» **Task prompt**
Reproduce the records below exactly as given.

(Stored data)
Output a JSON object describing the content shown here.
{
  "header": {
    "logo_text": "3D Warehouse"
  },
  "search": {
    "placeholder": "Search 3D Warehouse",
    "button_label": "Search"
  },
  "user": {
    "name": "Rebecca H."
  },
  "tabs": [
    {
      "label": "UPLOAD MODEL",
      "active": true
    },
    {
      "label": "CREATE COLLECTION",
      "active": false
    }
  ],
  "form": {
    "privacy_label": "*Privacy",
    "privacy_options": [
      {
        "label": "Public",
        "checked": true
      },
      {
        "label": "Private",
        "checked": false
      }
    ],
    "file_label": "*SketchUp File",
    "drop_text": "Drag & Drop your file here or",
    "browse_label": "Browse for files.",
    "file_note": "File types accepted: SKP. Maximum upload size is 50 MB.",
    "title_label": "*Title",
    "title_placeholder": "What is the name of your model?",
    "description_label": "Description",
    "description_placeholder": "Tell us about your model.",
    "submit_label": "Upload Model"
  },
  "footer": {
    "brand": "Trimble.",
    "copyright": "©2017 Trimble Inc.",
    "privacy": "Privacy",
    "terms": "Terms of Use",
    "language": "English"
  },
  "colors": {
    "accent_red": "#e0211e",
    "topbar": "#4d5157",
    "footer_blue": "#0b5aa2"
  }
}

» **Solution for this task**
Output a JSON object describing the content shown here.
{
  "header": {
    "logo_text": "3D Warehouse"
  },
  "search": {
    "placeholder": "Search 3D Warehouse",
    "button_label": "Search"
  },
  "user": {
    "name": "Rebecca H."
  },
  "tabs": [
    {
      "label": "UPLOAD MODEL",
      "active": true
    },
    {
      "label": "CREATE COLLECTION",
      "active": false
    }
  ],
  "form": {
    "privacy_label": "*Privacy",
    "privacy_options": [
      {
        "label": "Public",
        "checked": true
      },
      {
        "label": "Private",
        "checked": false
      }
    ],
    "file_label": "*SketchUp File",
    "drop_text": "Drag & Drop your file here or",
    "browse_label": "Browse for files.",
    "file_note": "File types accepted: SKP. Maximum upload size is 50 MB.",
    "title_label": "*Title",
    "title_placeholder": "What is the name of your model?",
    "description_label": "Description",
    "description_placeholder": "Tell us about your model.",
    "submit_label": "Upload Model"
  },
  "footer": {
    "brand": "Trimble.",
    "copyright": "©2017 Trimble Inc.",
    "privacy": "Privacy",
    "terms": "Terms of Use",
    "language": "English"
  },
  "colors": {
    "accent_red": "#e0211e",
    "topbar": "#4d5157",
    "footer_blue": "#0b5aa2"
  }
}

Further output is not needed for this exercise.